#### Dataset records
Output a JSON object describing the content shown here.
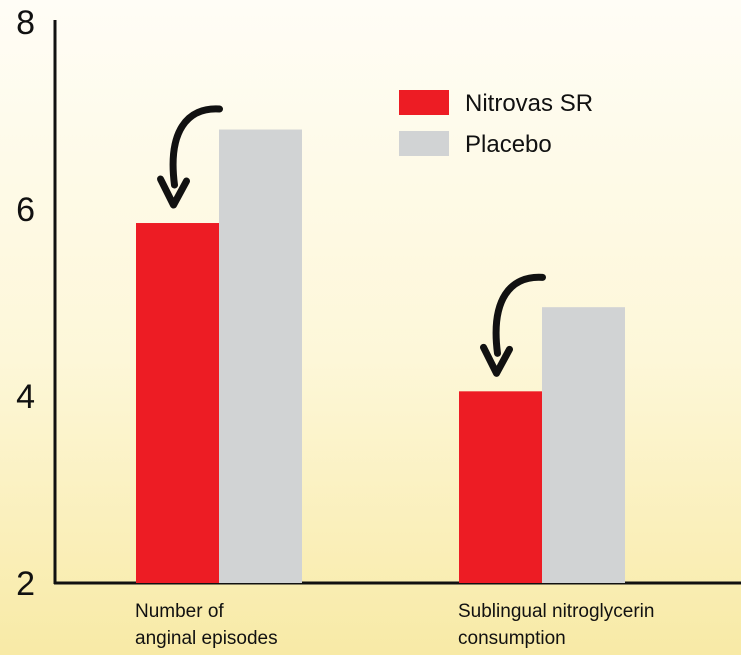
{
  "chart_data": {
    "type": "bar",
    "categories": [
      [
        "Number of",
        "anginal episodes"
      ],
      [
        "Sublingual nitroglycerin",
        "consumption"
      ]
    ],
    "series": [
      {
        "name": "Nitrovas SR",
        "color": "#ed1c24",
        "values": [
          5.85,
          4.05
        ]
      },
      {
        "name": "Placebo",
        "color": "#d1d3d4",
        "values": [
          6.85,
          4.95
        ]
      }
    ],
    "yticks": [
      2,
      4,
      6,
      8
    ],
    "ylim": [
      2,
      8
    ],
    "legend_position": "top-right",
    "grid": false,
    "annotations": [
      "curved-arrow-icon",
      "curved-arrow-icon"
    ]
  }
}
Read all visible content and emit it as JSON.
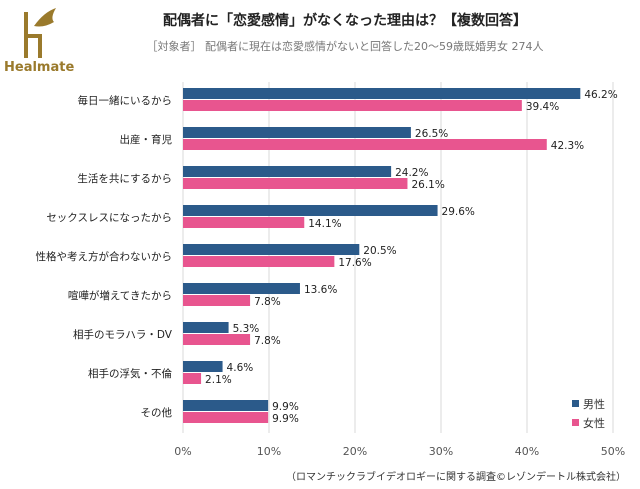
{
  "brand": "Healmate",
  "colors": {
    "male": "#2b5a8a",
    "female": "#e8558f",
    "brand": "#9a7a2c"
  },
  "chart_data": {
    "type": "bar",
    "orientation": "horizontal",
    "title": "配偶者に「恋愛感情」がなくなった理由は？【複数回答】",
    "subtitle": "［対象者］ 配偶者に現在は恋愛感情がないと回答した20～59歳既婚男女 274人",
    "categories": [
      "毎日一緒にいるから",
      "出産・育児",
      "生活を共にするから",
      "セックスレスになったから",
      "性格や考え方が合わないから",
      "喧嘩が増えてきたから",
      "相手のモラハラ・DV",
      "相手の浮気・不倫",
      "その他"
    ],
    "series": [
      {
        "name": "男性",
        "values": [
          46.2,
          26.5,
          24.2,
          29.6,
          20.5,
          13.6,
          5.3,
          4.6,
          9.9
        ]
      },
      {
        "name": "女性",
        "values": [
          39.4,
          42.3,
          26.1,
          14.1,
          17.6,
          7.8,
          7.8,
          2.1,
          9.9
        ]
      }
    ],
    "xlim": [
      0,
      50
    ],
    "xticks": [
      "0%",
      "10%",
      "20%",
      "30%",
      "40%",
      "50%"
    ],
    "grid": true,
    "legend": "bottom-right",
    "source": "（ロマンチックラブイデオロギーに関する調査©レゾンデートル株式会社）"
  }
}
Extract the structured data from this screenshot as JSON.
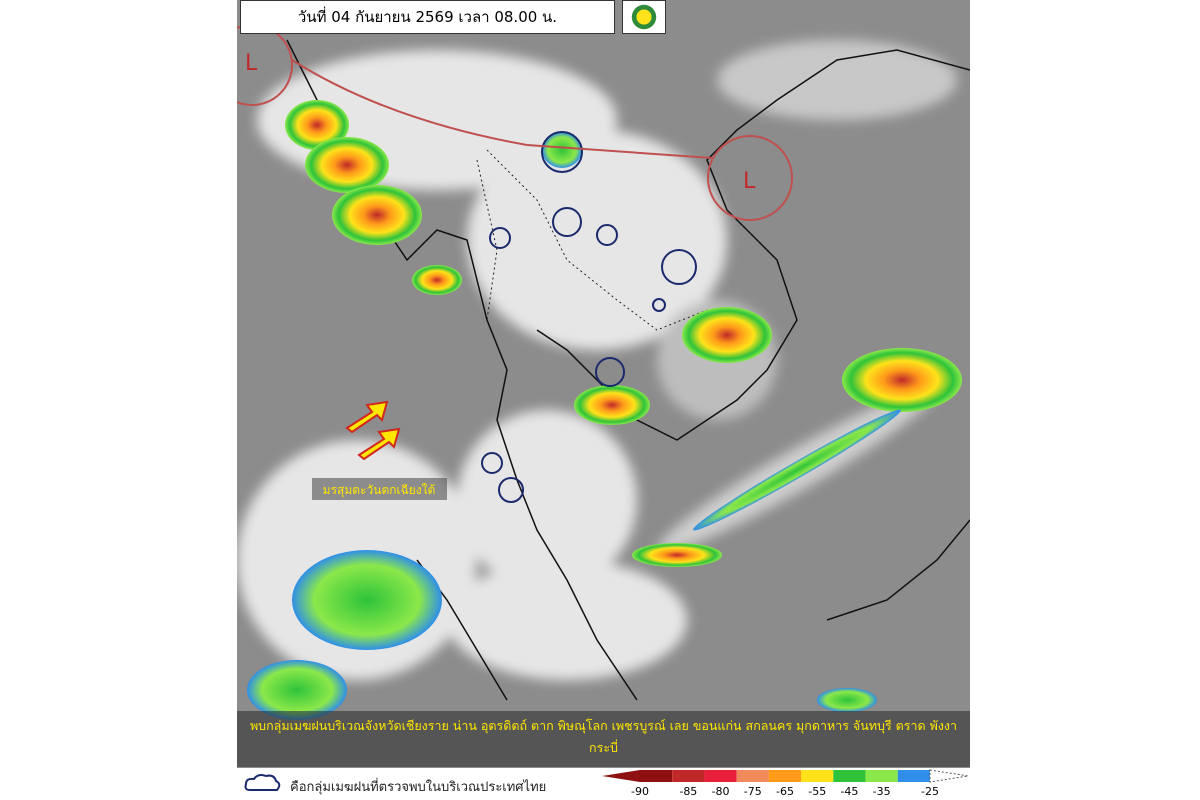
{
  "header": {
    "title": "วันที่ 04 กันยายน 2569 เวลา 08.00 น."
  },
  "map": {
    "low_labels": [
      "L",
      "L"
    ],
    "monsoon_label": "มรสุมตะวันตกเฉียงใต้"
  },
  "caption": {
    "lines": [
      "พบกลุ่มเมฆฝนบริเวณจังหวัดเชียงราย น่าน อุตรดิตถ์ ตาก พิษณุโลก เพชรบูรณ์ เลย ขอนแก่น สกลนคร มุกดาหาร จันทบุรี ตราด  พังงา",
      "กระบี่"
    ]
  },
  "legend": {
    "cloud_note": "คือกลุ่มเมฆฝนที่ตรวจพบในบริเวณประเทศไทย",
    "scale": [
      -90,
      -85,
      -80,
      -75,
      -65,
      -55,
      -45,
      -35,
      -25
    ],
    "colors": [
      "#8e1010",
      "#c0282a",
      "#e8203c",
      "#f08a5a",
      "#ff9a1a",
      "#ffe21a",
      "#2ec33a",
      "#8be84a",
      "#2f8fe8"
    ]
  }
}
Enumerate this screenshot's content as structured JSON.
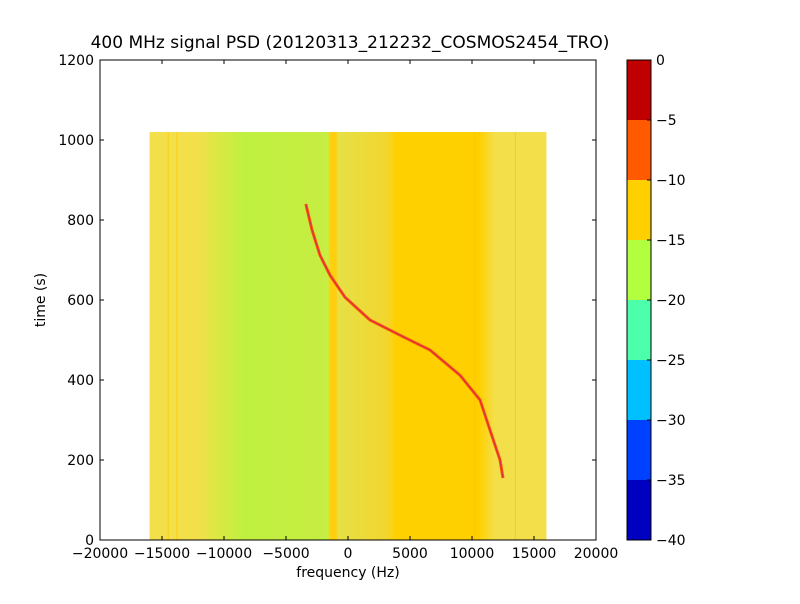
########
_Directions_:
Write out the data precisely as given, excluding the pictures.

_Final result_:
Output a JSON object describing the content shown here.
{
  "chart_data": {
    "type": "bar",
    "categories": [
      [
        "Number of",
        "anginal episodes"
      ],
      [
        "Sublingual nitroglycerin",
        "consumption"
      ]
    ],
    "series": [
      {
        "name": "Nitrovas SR",
        "color": "#ed1c24",
        "values": [
          5.85,
          4.05
        ]
      },
      {
        "name": "Placebo",
        "color": "#d1d3d4",
        "values": [
          6.85,
          4.95
        ]
      }
    ],
    "yticks": [
      2,
      4,
      6,
      8
    ],
    "ylim": [
      2,
      8
    ],
    "legend_position": "top-right",
    "grid": false,
    "annotations": [
      "curved-arrow-icon",
      "curved-arrow-icon"
    ]
  }
}
Read all visible content and emit it as JSON.
{
  "brand": "Healmate",
  "colors": {
    "male": "#2b5a8a",
    "female": "#e8558f",
    "brand": "#9a7a2c"
  },
  "chart_data": {
    "type": "bar",
    "orientation": "horizontal",
    "title": "配偶者に「恋愛感情」がなくなった理由は？【複数回答】",
    "subtitle": "［対象者］ 配偶者に現在は恋愛感情がないと回答した20～59歳既婚男女 274人",
    "categories": [
      "毎日一緒にいるから",
      "出産・育児",
      "生活を共にするから",
      "セックスレスになったから",
      "性格や考え方が合わないから",
      "喧嘩が増えてきたから",
      "相手のモラハラ・DV",
      "相手の浮気・不倫",
      "その他"
    ],
    "series": [
      {
        "name": "男性",
        "values": [
          46.2,
          26.5,
          24.2,
          29.6,
          20.5,
          13.6,
          5.3,
          4.6,
          9.9
        ]
      },
      {
        "name": "女性",
        "values": [
          39.4,
          42.3,
          26.1,
          14.1,
          17.6,
          7.8,
          7.8,
          2.1,
          9.9
        ]
      }
    ],
    "xlim": [
      0,
      50
    ],
    "xticks": [
      "0%",
      "10%",
      "20%",
      "30%",
      "40%",
      "50%"
    ],
    "grid": true,
    "legend": "bottom-right",
    "source": "（ロマンチックラブイデオロギーに関する調査©レゾンデートル株式会社）"
  }
}
Extract the structured data from this screenshot as JSON.
{
  "header": {
    "title": "วันที่ 04 กันยายน 2569 เวลา 08.00 น."
  },
  "map": {
    "low_labels": [
      "L",
      "L"
    ],
    "monsoon_label": "มรสุมตะวันตกเฉียงใต้"
  },
  "caption": {
    "lines": [
      "พบกลุ่มเมฆฝนบริเวณจังหวัดเชียงราย น่าน อุตรดิตถ์ ตาก พิษณุโลก เพชรบูรณ์ เลย ขอนแก่น สกลนคร มุกดาหาร จันทบุรี ตราด  พังงา",
      "กระบี่"
    ]
  },
  "legend": {
    "cloud_note": "คือกลุ่มเมฆฝนที่ตรวจพบในบริเวณประเทศไทย",
    "scale": [
      -90,
      -85,
      -80,
      -75,
      -65,
      -55,
      -45,
      -35,
      -25
    ],
    "colors": [
      "#8e1010",
      "#c0282a",
      "#e8203c",
      "#f08a5a",
      "#ff9a1a",
      "#ffe21a",
      "#2ec33a",
      "#8be84a",
      "#2f8fe8"
    ]
  }
}
Enumerate this screenshot's content as structured JSON.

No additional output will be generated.